** BEGIN **
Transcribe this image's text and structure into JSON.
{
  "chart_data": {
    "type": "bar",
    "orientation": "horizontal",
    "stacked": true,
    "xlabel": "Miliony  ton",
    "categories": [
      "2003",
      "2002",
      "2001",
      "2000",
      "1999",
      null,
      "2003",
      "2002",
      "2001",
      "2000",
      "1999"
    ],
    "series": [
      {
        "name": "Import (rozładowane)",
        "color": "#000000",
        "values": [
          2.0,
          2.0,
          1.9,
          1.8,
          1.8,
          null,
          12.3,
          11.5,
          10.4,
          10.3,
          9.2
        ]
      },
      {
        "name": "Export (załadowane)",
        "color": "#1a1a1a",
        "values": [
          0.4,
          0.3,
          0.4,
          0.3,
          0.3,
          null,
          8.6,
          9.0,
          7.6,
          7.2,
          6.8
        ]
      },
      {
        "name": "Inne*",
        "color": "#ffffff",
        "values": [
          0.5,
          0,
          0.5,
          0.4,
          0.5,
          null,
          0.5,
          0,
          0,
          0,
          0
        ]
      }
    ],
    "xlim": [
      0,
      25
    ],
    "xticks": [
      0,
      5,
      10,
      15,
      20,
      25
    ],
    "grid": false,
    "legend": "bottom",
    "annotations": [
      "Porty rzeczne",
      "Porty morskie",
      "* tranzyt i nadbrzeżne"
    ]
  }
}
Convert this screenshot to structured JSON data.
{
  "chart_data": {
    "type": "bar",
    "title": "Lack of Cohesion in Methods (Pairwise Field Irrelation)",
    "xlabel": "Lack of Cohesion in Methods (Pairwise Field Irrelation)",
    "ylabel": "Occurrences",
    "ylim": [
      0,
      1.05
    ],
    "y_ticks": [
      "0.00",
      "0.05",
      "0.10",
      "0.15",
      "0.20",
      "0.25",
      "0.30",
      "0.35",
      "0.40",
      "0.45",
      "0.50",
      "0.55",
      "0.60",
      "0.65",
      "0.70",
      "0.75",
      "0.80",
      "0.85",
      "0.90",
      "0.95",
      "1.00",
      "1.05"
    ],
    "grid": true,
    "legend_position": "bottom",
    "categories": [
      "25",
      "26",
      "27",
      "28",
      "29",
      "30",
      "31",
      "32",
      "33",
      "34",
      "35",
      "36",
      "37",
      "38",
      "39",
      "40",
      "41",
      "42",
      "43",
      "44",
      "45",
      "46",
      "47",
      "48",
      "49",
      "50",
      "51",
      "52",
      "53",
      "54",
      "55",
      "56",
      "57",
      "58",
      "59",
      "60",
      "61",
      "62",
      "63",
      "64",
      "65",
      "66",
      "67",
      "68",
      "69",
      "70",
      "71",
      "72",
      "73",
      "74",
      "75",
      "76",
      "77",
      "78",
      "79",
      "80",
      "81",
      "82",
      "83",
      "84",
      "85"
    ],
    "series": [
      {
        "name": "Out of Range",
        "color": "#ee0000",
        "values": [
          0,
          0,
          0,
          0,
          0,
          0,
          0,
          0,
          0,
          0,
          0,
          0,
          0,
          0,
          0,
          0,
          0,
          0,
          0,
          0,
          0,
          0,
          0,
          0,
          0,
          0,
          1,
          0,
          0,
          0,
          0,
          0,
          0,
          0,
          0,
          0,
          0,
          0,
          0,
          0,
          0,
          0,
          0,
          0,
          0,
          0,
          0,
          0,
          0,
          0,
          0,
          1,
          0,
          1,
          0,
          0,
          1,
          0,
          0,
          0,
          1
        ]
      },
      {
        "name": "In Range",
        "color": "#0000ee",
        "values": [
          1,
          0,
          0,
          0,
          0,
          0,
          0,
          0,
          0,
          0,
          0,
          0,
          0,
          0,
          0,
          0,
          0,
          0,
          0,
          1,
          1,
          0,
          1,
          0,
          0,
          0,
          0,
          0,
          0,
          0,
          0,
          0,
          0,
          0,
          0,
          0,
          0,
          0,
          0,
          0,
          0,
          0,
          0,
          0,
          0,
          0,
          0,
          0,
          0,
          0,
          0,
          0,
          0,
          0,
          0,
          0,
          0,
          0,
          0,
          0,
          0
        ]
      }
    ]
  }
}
** END **
Copy down the material exactly as written.

Transcribe this image's text and structure into JSON.
{
  "chart_data": {
    "type": "bar",
    "orientation": "horizontal",
    "stacked": true,
    "xlabel": "Miliony  ton",
    "categories": [
      "2003",
      "2002",
      "2001",
      "2000",
      "1999",
      null,
      "2003",
      "2002",
      "2001",
      "2000",
      "1999"
    ],
    "series": [
      {
        "name": "Import (rozładowane)",
        "color": "#000000",
        "values": [
          2.0,
          2.0,
          1.9,
          1.8,
          1.8,
          null,
          12.3,
          11.5,
          10.4,
          10.3,
          9.2
        ]
      },
      {
        "name": "Export (załadowane)",
        "color": "#1a1a1a",
        "values": [
          0.4,
          0.3,
          0.4,
          0.3,
          0.3,
          null,
          8.6,
          9.0,
          7.6,
          7.2,
          6.8
        ]
      },
      {
        "name": "Inne*",
        "color": "#ffffff",
        "values": [
          0.5,
          0,
          0.5,
          0.4,
          0.5,
          null,
          0.5,
          0,
          0,
          0,
          0
        ]
      }
    ],
    "xlim": [
      0,
      25
    ],
    "xticks": [
      0,
      5,
      10,
      15,
      20,
      25
    ],
    "grid": false,
    "legend": "bottom",
    "annotations": [
      "Porty rzeczne",
      "Porty morskie",
      "* tranzyt i nadbrzeżne"
    ]
  }
}
Convert this screenshot to structured JSON data.
{
  "chart_data": {
    "type": "bar",
    "title": "Lack of Cohesion in Methods (Pairwise Field Irrelation)",
    "xlabel": "Lack of Cohesion in Methods (Pairwise Field Irrelation)",
    "ylabel": "Occurrences",
    "ylim": [
      0,
      1.05
    ],
    "y_ticks": [
      "0.00",
      "0.05",
      "0.10",
      "0.15",
      "0.20",
      "0.25",
      "0.30",
      "0.35",
      "0.40",
      "0.45",
      "0.50",
      "0.55",
      "0.60",
      "0.65",
      "0.70",
      "0.75",
      "0.80",
      "0.85",
      "0.90",
      "0.95",
      "1.00",
      "1.05"
    ],
    "grid": true,
    "legend_position": "bottom",
    "categories": [
      "25",
      "26",
      "27",
      "28",
      "29",
      "30",
      "31",
      "32",
      "33",
      "34",
      "35",
      "36",
      "37",
      "38",
      "39",
      "40",
      "41",
      "42",
      "43",
      "44",
      "45",
      "46",
      "47",
      "48",
      "49",
      "50",
      "51",
      "52",
      "53",
      "54",
      "55",
      "56",
      "57",
      "58",
      "59",
      "60",
      "61",
      "62",
      "63",
      "64",
      "65",
      "66",
      "67",
      "68",
      "69",
      "70",
      "71",
      "72",
      "73",
      "74",
      "75",
      "76",
      "77",
      "78",
      "79",
      "80",
      "81",
      "82",
      "83",
      "84",
      "85"
    ],
    "series": [
      {
        "name": "Out of Range",
        "color": "#ee0000",
        "values": [
          0,
          0,
          0,
          0,
          0,
          0,
          0,
          0,
          0,
          0,
          0,
          0,
          0,
          0,
          0,
          0,
          0,
          0,
          0,
          0,
          0,
          0,
          0,
          0,
          0,
          0,
          1,
          0,
          0,
          0,
          0,
          0,
          0,
          0,
          0,
          0,
          0,
          0,
          0,
          0,
          0,
          0,
          0,
          0,
          0,
          0,
          0,
          0,
          0,
          0,
          0,
          1,
          0,
          1,
          0,
          0,
          1,
          0,
          0,
          0,
          1
        ]
      },
      {
        "name": "In Range",
        "color": "#0000ee",
        "values": [
          1,
          0,
          0,
          0,
          0,
          0,
          0,
          0,
          0,
          0,
          0,
          0,
          0,
          0,
          0,
          0,
          0,
          0,
          0,
          1,
          1,
          0,
          1,
          0,
          0,
          0,
          0,
          0,
          0,
          0,
          0,
          0,
          0,
          0,
          0,
          0,
          0,
          0,
          0,
          0,
          0,
          0,
          0,
          0,
          0,
          0,
          0,
          0,
          0,
          0,
          0,
          0,
          0,
          0,
          0,
          0,
          0,
          0,
          0,
          0,
          0
        ]
      }
    ]
  }
}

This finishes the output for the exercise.